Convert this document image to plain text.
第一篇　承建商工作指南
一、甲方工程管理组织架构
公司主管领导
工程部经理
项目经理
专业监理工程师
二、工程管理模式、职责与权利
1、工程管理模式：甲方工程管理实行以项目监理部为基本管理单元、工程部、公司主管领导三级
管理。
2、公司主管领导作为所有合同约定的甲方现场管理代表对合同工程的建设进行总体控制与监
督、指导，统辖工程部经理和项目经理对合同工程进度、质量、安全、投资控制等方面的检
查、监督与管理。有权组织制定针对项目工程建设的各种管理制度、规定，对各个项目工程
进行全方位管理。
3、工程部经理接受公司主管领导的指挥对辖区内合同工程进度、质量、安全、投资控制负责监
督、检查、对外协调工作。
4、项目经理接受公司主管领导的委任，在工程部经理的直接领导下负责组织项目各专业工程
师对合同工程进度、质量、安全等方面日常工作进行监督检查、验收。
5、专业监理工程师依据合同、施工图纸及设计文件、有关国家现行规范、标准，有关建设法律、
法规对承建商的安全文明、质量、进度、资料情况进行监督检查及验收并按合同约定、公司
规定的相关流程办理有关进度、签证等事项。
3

○ ○ ○ ○

### DIRECTIONS FOR THIS TASK
Each record should come back exactly as written.

### RESPONSE TO THE EXERCISE
Convert this document image to plain text.
第一篇　承建商工作指南
一、甲方工程管理组织架构
公司主管领导
工程部经理
项目经理
专业监理工程师
二、工程管理模式、职责与权利
1、工程管理模式：甲方工程管理实行以项目监理部为基本管理单元、工程部、公司主管领导三级
管理。
2、公司主管领导作为所有合同约定的甲方现场管理代表对合同工程的建设进行总体控制与监
督、指导，统辖工程部经理和项目经理对合同工程进度、质量、安全、投资控制等方面的检
查、监督与管理。有权组织制定针对项目工程建设的各种管理制度、规定，对各个项目工程
进行全方位管理。
3、工程部经理接受公司主管领导的指挥对辖区内合同工程进度、质量、安全、投资控制负责监
督、检查、对外协调工作。
4、项目经理接受公司主管领导的委任，在工程部经理的直接领导下负责组织项目各专业工程
师对合同工程进度、质量、安全等方面日常工作进行监督检查、验收。
5、专业监理工程师依据合同、施工图纸及设计文件、有关国家现行规范、标准，有关建设法律、
法规对承建商的安全文明、质量、进度、资料情况进行监督检查及验收并按合同约定、公司
规定的相关流程办理有关进度、签证等事项。
3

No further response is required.